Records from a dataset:
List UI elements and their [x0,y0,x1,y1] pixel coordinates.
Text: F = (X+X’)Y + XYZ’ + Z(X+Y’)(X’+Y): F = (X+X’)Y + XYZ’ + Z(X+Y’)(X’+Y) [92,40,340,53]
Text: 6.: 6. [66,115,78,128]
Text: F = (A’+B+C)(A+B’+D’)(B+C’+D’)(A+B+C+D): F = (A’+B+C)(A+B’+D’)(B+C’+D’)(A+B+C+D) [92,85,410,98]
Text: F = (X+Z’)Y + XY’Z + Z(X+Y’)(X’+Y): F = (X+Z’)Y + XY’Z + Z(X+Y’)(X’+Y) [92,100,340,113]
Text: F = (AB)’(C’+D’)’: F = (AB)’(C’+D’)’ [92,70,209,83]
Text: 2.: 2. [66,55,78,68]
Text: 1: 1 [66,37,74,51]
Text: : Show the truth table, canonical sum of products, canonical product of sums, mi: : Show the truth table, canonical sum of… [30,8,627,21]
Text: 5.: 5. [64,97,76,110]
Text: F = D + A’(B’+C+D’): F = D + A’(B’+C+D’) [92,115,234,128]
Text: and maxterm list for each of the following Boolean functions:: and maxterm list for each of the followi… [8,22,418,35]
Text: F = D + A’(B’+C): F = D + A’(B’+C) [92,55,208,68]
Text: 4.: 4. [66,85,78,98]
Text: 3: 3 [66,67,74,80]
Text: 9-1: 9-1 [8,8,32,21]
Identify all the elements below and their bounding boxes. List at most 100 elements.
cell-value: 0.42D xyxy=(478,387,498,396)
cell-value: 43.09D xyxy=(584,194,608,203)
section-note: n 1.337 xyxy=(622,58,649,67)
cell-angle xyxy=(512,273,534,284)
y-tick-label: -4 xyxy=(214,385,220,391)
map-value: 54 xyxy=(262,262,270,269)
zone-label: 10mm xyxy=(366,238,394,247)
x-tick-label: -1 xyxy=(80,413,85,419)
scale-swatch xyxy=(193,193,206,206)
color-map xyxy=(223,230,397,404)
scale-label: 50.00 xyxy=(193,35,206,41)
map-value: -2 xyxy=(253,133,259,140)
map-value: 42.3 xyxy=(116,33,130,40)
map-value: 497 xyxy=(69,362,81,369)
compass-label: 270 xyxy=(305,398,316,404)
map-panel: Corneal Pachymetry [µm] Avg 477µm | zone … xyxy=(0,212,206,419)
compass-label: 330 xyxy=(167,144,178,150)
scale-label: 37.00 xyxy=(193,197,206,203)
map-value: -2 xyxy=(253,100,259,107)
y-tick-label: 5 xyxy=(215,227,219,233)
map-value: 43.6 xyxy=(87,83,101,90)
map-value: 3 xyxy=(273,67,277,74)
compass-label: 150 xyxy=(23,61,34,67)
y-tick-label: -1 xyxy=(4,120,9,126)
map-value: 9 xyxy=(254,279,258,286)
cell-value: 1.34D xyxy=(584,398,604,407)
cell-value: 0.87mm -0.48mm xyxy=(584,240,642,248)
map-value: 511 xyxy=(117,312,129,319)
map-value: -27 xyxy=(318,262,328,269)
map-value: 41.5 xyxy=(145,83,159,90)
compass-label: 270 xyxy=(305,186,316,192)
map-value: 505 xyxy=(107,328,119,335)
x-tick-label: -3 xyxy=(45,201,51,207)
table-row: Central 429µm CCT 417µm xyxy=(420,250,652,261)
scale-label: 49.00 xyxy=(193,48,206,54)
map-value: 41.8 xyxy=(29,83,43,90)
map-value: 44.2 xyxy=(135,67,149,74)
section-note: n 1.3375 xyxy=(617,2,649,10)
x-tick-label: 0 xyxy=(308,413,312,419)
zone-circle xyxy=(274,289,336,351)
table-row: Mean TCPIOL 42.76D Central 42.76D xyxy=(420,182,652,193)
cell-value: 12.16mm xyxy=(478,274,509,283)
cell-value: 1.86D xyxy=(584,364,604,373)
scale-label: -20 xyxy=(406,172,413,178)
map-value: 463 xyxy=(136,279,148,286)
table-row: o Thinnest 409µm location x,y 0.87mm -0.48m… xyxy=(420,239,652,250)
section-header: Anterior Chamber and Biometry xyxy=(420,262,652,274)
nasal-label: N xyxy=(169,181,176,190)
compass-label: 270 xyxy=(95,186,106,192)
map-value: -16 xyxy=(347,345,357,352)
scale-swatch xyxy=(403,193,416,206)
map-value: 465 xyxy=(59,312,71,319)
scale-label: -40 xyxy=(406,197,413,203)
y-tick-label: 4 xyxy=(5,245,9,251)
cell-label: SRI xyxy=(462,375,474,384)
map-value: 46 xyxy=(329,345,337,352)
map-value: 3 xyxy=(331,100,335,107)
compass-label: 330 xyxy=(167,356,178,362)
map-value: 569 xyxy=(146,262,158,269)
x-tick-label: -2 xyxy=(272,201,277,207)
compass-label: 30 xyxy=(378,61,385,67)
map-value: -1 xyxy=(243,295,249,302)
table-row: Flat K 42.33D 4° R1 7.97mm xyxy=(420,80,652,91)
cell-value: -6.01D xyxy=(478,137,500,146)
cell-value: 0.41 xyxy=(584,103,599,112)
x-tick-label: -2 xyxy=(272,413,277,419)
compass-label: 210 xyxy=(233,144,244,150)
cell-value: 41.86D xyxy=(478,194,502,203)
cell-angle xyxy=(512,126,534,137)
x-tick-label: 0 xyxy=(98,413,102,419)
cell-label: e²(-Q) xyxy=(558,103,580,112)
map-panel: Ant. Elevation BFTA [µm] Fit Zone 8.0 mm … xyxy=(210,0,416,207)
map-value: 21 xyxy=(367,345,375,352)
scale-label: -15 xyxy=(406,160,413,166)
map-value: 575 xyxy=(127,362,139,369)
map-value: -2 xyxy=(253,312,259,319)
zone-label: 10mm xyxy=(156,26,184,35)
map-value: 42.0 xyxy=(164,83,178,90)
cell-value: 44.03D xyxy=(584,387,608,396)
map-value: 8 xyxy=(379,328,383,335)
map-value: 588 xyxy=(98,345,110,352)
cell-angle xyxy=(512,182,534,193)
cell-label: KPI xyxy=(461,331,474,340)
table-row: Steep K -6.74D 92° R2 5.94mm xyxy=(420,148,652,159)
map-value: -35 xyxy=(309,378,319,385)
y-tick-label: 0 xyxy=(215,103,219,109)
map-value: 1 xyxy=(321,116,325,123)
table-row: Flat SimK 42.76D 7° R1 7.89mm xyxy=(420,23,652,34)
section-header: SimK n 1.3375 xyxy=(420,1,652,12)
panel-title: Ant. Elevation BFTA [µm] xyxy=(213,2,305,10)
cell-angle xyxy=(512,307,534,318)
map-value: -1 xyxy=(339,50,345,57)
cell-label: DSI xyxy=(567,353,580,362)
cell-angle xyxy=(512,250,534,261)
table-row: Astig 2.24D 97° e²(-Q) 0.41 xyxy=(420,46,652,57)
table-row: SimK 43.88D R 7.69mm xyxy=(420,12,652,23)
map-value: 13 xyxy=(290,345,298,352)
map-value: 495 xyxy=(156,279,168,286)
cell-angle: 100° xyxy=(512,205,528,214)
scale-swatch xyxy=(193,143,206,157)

**Problem details:** Copy out these lines word for word, covering every entry.

**Exercise result:**
List UI elements and their [x0,y0,x1,y1] pixel coordinates.
Text: F = (X+X’)Y + XYZ’ + Z(X+Y’)(X’+Y): F = (X+X’)Y + XYZ’ + Z(X+Y’)(X’+Y) [92,40,340,53]
Text: 6.: 6. [66,115,78,128]
Text: F = (A’+B+C)(A+B’+D’)(B+C’+D’)(A+B+C+D): F = (A’+B+C)(A+B’+D’)(B+C’+D’)(A+B+C+D) [92,85,410,98]
Text: F = (X+Z’)Y + XY’Z + Z(X+Y’)(X’+Y): F = (X+Z’)Y + XY’Z + Z(X+Y’)(X’+Y) [92,100,340,113]
Text: F = (AB)’(C’+D’)’: F = (AB)’(C’+D’)’ [92,70,209,83]
Text: 2.: 2. [66,55,78,68]
Text: 1: 1 [66,37,74,51]
Text: : Show the truth table, canonical sum of products, canonical product of sums, mi: : Show the truth table, canonical sum of… [30,8,627,21]
Text: 5.: 5. [64,97,76,110]
Text: F = D + A’(B’+C+D’): F = D + A’(B’+C+D’) [92,115,234,128]
Text: and maxterm list for each of the following Boolean functions:: and maxterm list for each of the followi… [8,22,418,35]
Text: F = D + A’(B’+C): F = D + A’(B’+C) [92,55,208,68]
Text: 4.: 4. [66,85,78,98]
Text: 3: 3 [66,67,74,80]
Text: 9-1: 9-1 [8,8,32,21]
Identify all the elements below and their bounding boxes. List at most 100 elements.
cell-value: 0.42D xyxy=(478,387,498,396)
cell-value: 43.09D xyxy=(584,194,608,203)
section-note: n 1.337 xyxy=(622,58,649,67)
cell-angle xyxy=(512,273,534,284)
y-tick-label: -4 xyxy=(214,385,220,391)
map-value: 54 xyxy=(262,262,270,269)
zone-label: 10mm xyxy=(366,238,394,247)
x-tick-label: -1 xyxy=(80,413,85,419)
scale-swatch xyxy=(193,193,206,206)
color-map xyxy=(223,230,397,404)
scale-label: 50.00 xyxy=(193,35,206,41)
map-value: -2 xyxy=(253,133,259,140)
map-value: 42.3 xyxy=(116,33,130,40)
map-value: 497 xyxy=(69,362,81,369)
compass-label: 270 xyxy=(305,398,316,404)
map-panel: Corneal Pachymetry [µm] Avg 477µm | zone … xyxy=(0,212,206,419)
compass-label: 330 xyxy=(167,144,178,150)
scale-label: 37.00 xyxy=(193,197,206,203)
map-value: -2 xyxy=(253,100,259,107)
y-tick-label: 5 xyxy=(215,227,219,233)
map-value: 43.6 xyxy=(87,83,101,90)
map-value: 3 xyxy=(273,67,277,74)
compass-label: 150 xyxy=(23,61,34,67)
y-tick-label: -1 xyxy=(4,120,9,126)
map-value: 9 xyxy=(254,279,258,286)
cell-value: 1.34D xyxy=(584,398,604,407)
cell-value: 0.87mm -0.48mm xyxy=(584,240,642,248)
map-value: 511 xyxy=(117,312,129,319)
map-value: -27 xyxy=(318,262,328,269)
map-value: 41.5 xyxy=(145,83,159,90)
compass-label: 270 xyxy=(305,186,316,192)
map-value: 505 xyxy=(107,328,119,335)
x-tick-label: -3 xyxy=(45,201,51,207)
table-row: Central 429µm CCT 417µm xyxy=(420,250,652,261)
scale-label: 49.00 xyxy=(193,48,206,54)
map-value: 41.8 xyxy=(29,83,43,90)
map-value: 44.2 xyxy=(135,67,149,74)
section-note: n 1.3375 xyxy=(617,2,649,10)
x-tick-label: 0 xyxy=(308,413,312,419)
zone-circle xyxy=(274,289,336,351)
table-row: Mean TCPIOL 42.76D Central 42.76D xyxy=(420,182,652,193)
cell-value: 12.16mm xyxy=(478,274,509,283)
cell-value: 1.86D xyxy=(584,364,604,373)
scale-label: -20 xyxy=(406,172,413,178)
map-value: 463 xyxy=(136,279,148,286)
table-row: o Thinnest 409µm location x,y 0.87mm -0.48m… xyxy=(420,239,652,250)
section-header: Anterior Chamber and Biometry xyxy=(420,262,652,274)
nasal-label: N xyxy=(169,181,176,190)
compass-label: 270 xyxy=(95,186,106,192)
map-value: -16 xyxy=(347,345,357,352)
scale-swatch xyxy=(403,193,416,206)
map-value: 465 xyxy=(59,312,71,319)
scale-label: -40 xyxy=(406,197,413,203)
y-tick-label: 4 xyxy=(5,245,9,251)
cell-label: SRI xyxy=(462,375,474,384)
map-value: 46 xyxy=(329,345,337,352)
map-value: 3 xyxy=(331,100,335,107)
compass-label: 330 xyxy=(167,356,178,362)
map-value: 569 xyxy=(146,262,158,269)
x-tick-label: -2 xyxy=(272,201,277,207)
compass-label: 30 xyxy=(378,61,385,67)
map-value: -1 xyxy=(243,295,249,302)
table-row: Flat K 42.33D 4° R1 7.97mm xyxy=(420,80,652,91)
cell-value: -6.01D xyxy=(478,137,500,146)
cell-value: 0.41 xyxy=(584,103,599,112)
x-tick-label: -2 xyxy=(272,413,277,419)
compass-label: 210 xyxy=(233,144,244,150)
cell-value: 41.86D xyxy=(478,194,502,203)
cell-angle xyxy=(512,126,534,137)
x-tick-label: 0 xyxy=(98,413,102,419)
cell-label: e²(-Q) xyxy=(558,103,580,112)
map-panel: Ant. Elevation BFTA [µm] Fit Zone 8.0 mm … xyxy=(210,0,416,207)
map-value: 21 xyxy=(367,345,375,352)
scale-label: -15 xyxy=(406,160,413,166)
map-value: 575 xyxy=(127,362,139,369)
map-value: -2 xyxy=(253,312,259,319)
zone-label: 10mm xyxy=(156,26,184,35)
map-value: 42.0 xyxy=(164,83,178,90)
cell-value: 44.03D xyxy=(584,387,608,396)
map-value: 8 xyxy=(379,328,383,335)
map-value: 588 xyxy=(98,345,110,352)
cell-angle xyxy=(512,182,534,193)
cell-label: KPI xyxy=(461,331,474,340)
table-row: Steep K -6.74D 92° R2 5.94mm xyxy=(420,148,652,159)
map-value: -35 xyxy=(309,378,319,385)
y-tick-label: 0 xyxy=(215,103,219,109)
map-value: 1 xyxy=(321,116,325,123)
table-row: Flat SimK 42.76D 7° R1 7.89mm xyxy=(420,23,652,34)
section-header: SimK n 1.3375 xyxy=(420,1,652,12)
panel-title: Ant. Elevation BFTA [µm] xyxy=(213,2,305,10)
cell-angle xyxy=(512,307,534,318)
map-value: -1 xyxy=(339,50,345,57)
cell-label: DSI xyxy=(567,353,580,362)
cell-angle xyxy=(512,250,534,261)
table-row: Astig 2.24D 97° e²(-Q) 0.41 xyxy=(420,46,652,57)
table-row: SimK 43.88D R 7.69mm xyxy=(420,12,652,23)
map-value: 13 xyxy=(290,345,298,352)
map-value: 495 xyxy=(156,279,168,286)
cell-angle: 100° xyxy=(512,205,528,214)
scale-swatch xyxy=(193,143,206,157)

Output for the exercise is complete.